Change "screenshot" to "image" throughout the data below and reproduce every line, with all other text left as it is.

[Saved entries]
++++++++

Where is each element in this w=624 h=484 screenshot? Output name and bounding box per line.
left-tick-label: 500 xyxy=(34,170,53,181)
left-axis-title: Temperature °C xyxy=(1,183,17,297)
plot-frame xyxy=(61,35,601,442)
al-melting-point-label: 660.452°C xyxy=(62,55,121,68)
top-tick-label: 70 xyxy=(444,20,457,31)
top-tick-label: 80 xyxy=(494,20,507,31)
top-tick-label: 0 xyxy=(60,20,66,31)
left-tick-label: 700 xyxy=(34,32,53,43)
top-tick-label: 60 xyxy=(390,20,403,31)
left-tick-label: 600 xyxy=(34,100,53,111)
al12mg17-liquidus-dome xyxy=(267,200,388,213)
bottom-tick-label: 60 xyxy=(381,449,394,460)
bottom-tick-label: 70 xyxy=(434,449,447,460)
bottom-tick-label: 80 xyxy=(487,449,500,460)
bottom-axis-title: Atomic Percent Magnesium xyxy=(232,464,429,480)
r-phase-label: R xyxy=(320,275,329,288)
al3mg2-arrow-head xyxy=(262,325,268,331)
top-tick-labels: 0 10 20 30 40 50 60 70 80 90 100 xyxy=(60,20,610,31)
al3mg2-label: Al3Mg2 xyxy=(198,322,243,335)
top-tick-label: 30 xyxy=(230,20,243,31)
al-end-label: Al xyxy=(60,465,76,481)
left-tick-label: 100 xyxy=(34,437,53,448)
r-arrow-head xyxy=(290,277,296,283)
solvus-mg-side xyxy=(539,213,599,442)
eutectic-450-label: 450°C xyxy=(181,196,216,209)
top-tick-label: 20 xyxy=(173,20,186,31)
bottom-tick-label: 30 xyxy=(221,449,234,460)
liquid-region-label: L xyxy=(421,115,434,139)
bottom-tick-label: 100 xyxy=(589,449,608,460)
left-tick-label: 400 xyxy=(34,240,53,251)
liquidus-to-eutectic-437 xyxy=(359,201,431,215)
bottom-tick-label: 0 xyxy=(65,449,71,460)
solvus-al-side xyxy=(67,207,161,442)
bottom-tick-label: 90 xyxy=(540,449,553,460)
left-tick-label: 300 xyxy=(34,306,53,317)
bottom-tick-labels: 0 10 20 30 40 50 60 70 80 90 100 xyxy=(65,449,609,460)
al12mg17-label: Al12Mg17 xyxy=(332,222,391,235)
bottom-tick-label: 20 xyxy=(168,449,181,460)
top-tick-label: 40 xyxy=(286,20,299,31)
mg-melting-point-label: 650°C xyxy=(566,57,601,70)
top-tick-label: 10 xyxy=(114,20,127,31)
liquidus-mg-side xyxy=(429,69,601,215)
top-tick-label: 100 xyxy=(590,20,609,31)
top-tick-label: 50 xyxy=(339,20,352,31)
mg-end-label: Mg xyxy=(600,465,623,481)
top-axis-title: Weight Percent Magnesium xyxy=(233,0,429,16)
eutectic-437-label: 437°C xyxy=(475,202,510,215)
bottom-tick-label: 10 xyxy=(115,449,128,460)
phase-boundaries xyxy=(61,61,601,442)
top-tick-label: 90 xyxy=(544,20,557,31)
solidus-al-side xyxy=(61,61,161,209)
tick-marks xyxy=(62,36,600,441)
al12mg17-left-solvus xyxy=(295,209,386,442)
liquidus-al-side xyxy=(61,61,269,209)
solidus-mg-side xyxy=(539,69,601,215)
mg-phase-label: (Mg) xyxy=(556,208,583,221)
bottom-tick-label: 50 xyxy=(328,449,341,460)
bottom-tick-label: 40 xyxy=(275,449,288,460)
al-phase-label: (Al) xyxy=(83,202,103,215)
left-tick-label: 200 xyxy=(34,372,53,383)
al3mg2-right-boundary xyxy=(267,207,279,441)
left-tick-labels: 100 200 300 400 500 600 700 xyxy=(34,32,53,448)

++++++++

### Solution to this exercise
Where is each element in this w=624 h=484 image? Output name and bounding box per line.
left-tick-label: 500 xyxy=(34,170,53,181)
left-axis-title: Temperature °C xyxy=(1,183,17,297)
plot-frame xyxy=(61,35,601,442)
al-melting-point-label: 660.452°C xyxy=(62,55,121,68)
top-tick-label: 70 xyxy=(444,20,457,31)
top-tick-label: 80 xyxy=(494,20,507,31)
top-tick-label: 0 xyxy=(60,20,66,31)
left-tick-label: 700 xyxy=(34,32,53,43)
top-tick-label: 60 xyxy=(390,20,403,31)
left-tick-label: 600 xyxy=(34,100,53,111)
al12mg17-liquidus-dome xyxy=(267,200,388,213)
bottom-tick-label: 60 xyxy=(381,449,394,460)
bottom-tick-label: 70 xyxy=(434,449,447,460)
bottom-tick-label: 80 xyxy=(487,449,500,460)
bottom-axis-title: Atomic Percent Magnesium xyxy=(232,464,429,480)
r-phase-label: R xyxy=(320,275,329,288)
al3mg2-arrow-head xyxy=(262,325,268,331)
top-tick-labels: 0 10 20 30 40 50 60 70 80 90 100 xyxy=(60,20,610,31)
al3mg2-label: Al3Mg2 xyxy=(198,322,243,335)
top-tick-label: 30 xyxy=(230,20,243,31)
al-end-label: Al xyxy=(60,465,76,481)
left-tick-label: 100 xyxy=(34,437,53,448)
r-arrow-head xyxy=(290,277,296,283)
solvus-mg-side xyxy=(539,213,599,442)
eutectic-450-label: 450°C xyxy=(181,196,216,209)
top-tick-label: 20 xyxy=(173,20,186,31)
bottom-tick-label: 30 xyxy=(221,449,234,460)
liquid-region-label: L xyxy=(421,115,434,139)
bottom-tick-label: 100 xyxy=(589,449,608,460)
left-tick-label: 400 xyxy=(34,240,53,251)
liquidus-to-eutectic-437 xyxy=(359,201,431,215)
bottom-tick-label: 0 xyxy=(65,449,71,460)
solvus-al-side xyxy=(67,207,161,442)
bottom-tick-label: 90 xyxy=(540,449,553,460)
left-tick-label: 300 xyxy=(34,306,53,317)
bottom-tick-labels: 0 10 20 30 40 50 60 70 80 90 100 xyxy=(65,449,609,460)
al12mg17-label: Al12Mg17 xyxy=(332,222,391,235)
bottom-tick-label: 20 xyxy=(168,449,181,460)
top-tick-label: 40 xyxy=(286,20,299,31)
mg-melting-point-label: 650°C xyxy=(566,57,601,70)
top-tick-label: 10 xyxy=(114,20,127,31)
liquidus-mg-side xyxy=(429,69,601,215)
top-tick-label: 100 xyxy=(590,20,609,31)
top-tick-label: 50 xyxy=(339,20,352,31)
mg-end-label: Mg xyxy=(600,465,623,481)
top-axis-title: Weight Percent Magnesium xyxy=(233,0,429,16)
eutectic-437-label: 437°C xyxy=(475,202,510,215)
bottom-tick-label: 10 xyxy=(115,449,128,460)
phase-boundaries xyxy=(61,61,601,442)
top-tick-label: 90 xyxy=(544,20,557,31)
solidus-al-side xyxy=(61,61,161,209)
tick-marks xyxy=(62,36,600,441)
al12mg17-left-solvus xyxy=(295,209,386,442)
liquidus-al-side xyxy=(61,61,269,209)
solidus-mg-side xyxy=(539,69,601,215)
mg-phase-label: (Mg) xyxy=(556,208,583,221)
bottom-tick-label: 50 xyxy=(328,449,341,460)
bottom-tick-label: 40 xyxy=(275,449,288,460)
al-phase-label: (Al) xyxy=(83,202,103,215)
left-tick-label: 200 xyxy=(34,372,53,383)
al3mg2-right-boundary xyxy=(267,207,279,441)
left-tick-labels: 100 200 300 400 500 600 700 xyxy=(34,32,53,448)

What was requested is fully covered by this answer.